─── RAW DATA
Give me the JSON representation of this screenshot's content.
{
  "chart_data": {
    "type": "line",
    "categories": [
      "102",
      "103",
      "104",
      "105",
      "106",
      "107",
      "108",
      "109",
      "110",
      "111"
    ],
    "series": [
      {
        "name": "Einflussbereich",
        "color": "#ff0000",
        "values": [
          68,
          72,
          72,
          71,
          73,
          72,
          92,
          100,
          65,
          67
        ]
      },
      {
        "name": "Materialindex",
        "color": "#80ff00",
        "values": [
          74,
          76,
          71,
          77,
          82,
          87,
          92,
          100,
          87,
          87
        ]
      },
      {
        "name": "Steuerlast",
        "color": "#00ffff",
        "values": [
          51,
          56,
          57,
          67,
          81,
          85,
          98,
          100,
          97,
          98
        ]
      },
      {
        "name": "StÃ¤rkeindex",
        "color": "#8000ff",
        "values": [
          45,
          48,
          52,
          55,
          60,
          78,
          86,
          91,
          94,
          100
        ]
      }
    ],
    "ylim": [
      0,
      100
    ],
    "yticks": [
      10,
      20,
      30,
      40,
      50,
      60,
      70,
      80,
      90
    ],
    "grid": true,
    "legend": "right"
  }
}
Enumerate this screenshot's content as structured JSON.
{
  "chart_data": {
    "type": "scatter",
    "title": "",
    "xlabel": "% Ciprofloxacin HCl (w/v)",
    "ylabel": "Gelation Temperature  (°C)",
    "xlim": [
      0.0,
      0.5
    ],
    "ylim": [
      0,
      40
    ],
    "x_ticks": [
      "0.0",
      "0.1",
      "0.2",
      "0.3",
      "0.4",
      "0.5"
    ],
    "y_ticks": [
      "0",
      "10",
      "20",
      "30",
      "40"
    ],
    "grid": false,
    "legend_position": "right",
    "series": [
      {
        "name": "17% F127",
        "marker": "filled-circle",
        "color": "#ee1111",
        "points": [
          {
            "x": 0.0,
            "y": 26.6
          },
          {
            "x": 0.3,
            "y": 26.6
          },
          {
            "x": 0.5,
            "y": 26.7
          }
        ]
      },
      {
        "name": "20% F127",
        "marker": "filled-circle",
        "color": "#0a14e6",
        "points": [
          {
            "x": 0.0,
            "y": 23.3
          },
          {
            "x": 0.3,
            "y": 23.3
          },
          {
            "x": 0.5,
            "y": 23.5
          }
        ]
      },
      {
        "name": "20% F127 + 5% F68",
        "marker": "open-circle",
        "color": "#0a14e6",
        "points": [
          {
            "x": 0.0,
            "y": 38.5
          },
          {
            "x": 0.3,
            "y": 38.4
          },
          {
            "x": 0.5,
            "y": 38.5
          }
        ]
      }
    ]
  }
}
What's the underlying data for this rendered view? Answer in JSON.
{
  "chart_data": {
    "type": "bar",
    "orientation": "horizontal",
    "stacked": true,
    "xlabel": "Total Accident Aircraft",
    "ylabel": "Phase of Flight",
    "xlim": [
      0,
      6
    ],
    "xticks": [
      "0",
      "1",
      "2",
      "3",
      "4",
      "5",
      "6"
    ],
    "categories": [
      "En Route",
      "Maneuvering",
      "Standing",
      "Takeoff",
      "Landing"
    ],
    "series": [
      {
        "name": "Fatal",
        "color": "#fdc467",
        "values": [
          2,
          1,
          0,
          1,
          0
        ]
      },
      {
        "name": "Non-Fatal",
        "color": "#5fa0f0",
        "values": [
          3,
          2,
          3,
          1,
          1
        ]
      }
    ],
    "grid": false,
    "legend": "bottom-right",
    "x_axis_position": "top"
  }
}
──────
Write out the data again, exactly and in full.

Give me the JSON representation of this screenshot's content.
{
  "chart_data": {
    "type": "line",
    "categories": [
      "102",
      "103",
      "104",
      "105",
      "106",
      "107",
      "108",
      "109",
      "110",
      "111"
    ],
    "series": [
      {
        "name": "Einflussbereich",
        "color": "#ff0000",
        "values": [
          68,
          72,
          72,
          71,
          73,
          72,
          92,
          100,
          65,
          67
        ]
      },
      {
        "name": "Materialindex",
        "color": "#80ff00",
        "values": [
          74,
          76,
          71,
          77,
          82,
          87,
          92,
          100,
          87,
          87
        ]
      },
      {
        "name": "Steuerlast",
        "color": "#00ffff",
        "values": [
          51,
          56,
          57,
          67,
          81,
          85,
          98,
          100,
          97,
          98
        ]
      },
      {
        "name": "StÃ¤rkeindex",
        "color": "#8000ff",
        "values": [
          45,
          48,
          52,
          55,
          60,
          78,
          86,
          91,
          94,
          100
        ]
      }
    ],
    "ylim": [
      0,
      100
    ],
    "yticks": [
      10,
      20,
      30,
      40,
      50,
      60,
      70,
      80,
      90
    ],
    "grid": true,
    "legend": "right"
  }
}
Enumerate this screenshot's content as structured JSON.
{
  "chart_data": {
    "type": "scatter",
    "title": "",
    "xlabel": "% Ciprofloxacin HCl (w/v)",
    "ylabel": "Gelation Temperature  (°C)",
    "xlim": [
      0.0,
      0.5
    ],
    "ylim": [
      0,
      40
    ],
    "x_ticks": [
      "0.0",
      "0.1",
      "0.2",
      "0.3",
      "0.4",
      "0.5"
    ],
    "y_ticks": [
      "0",
      "10",
      "20",
      "30",
      "40"
    ],
    "grid": false,
    "legend_position": "right",
    "series": [
      {
        "name": "17% F127",
        "marker": "filled-circle",
        "color": "#ee1111",
        "points": [
          {
            "x": 0.0,
            "y": 26.6
          },
          {
            "x": 0.3,
            "y": 26.6
          },
          {
            "x": 0.5,
            "y": 26.7
          }
        ]
      },
      {
        "name": "20% F127",
        "marker": "filled-circle",
        "color": "#0a14e6",
        "points": [
          {
            "x": 0.0,
            "y": 23.3
          },
          {
            "x": 0.3,
            "y": 23.3
          },
          {
            "x": 0.5,
            "y": 23.5
          }
        ]
      },
      {
        "name": "20% F127 + 5% F68",
        "marker": "open-circle",
        "color": "#0a14e6",
        "points": [
          {
            "x": 0.0,
            "y": 38.5
          },
          {
            "x": 0.3,
            "y": 38.4
          },
          {
            "x": 0.5,
            "y": 38.5
          }
        ]
      }
    ]
  }
}
What's the underlying data for this rendered view? Answer in JSON.
{
  "chart_data": {
    "type": "bar",
    "orientation": "horizontal",
    "stacked": true,
    "xlabel": "Total Accident Aircraft",
    "ylabel": "Phase of Flight",
    "xlim": [
      0,
      6
    ],
    "xticks": [
      "0",
      "1",
      "2",
      "3",
      "4",
      "5",
      "6"
    ],
    "categories": [
      "En Route",
      "Maneuvering",
      "Standing",
      "Takeoff",
      "Landing"
    ],
    "series": [
      {
        "name": "Fatal",
        "color": "#fdc467",
        "values": [
          2,
          1,
          0,
          1,
          0
        ]
      },
      {
        "name": "Non-Fatal",
        "color": "#5fa0f0",
        "values": [
          3,
          2,
          3,
          1,
          1
        ]
      }
    ],
    "grid": false,
    "legend": "bottom-right",
    "x_axis_position": "top"
  }
}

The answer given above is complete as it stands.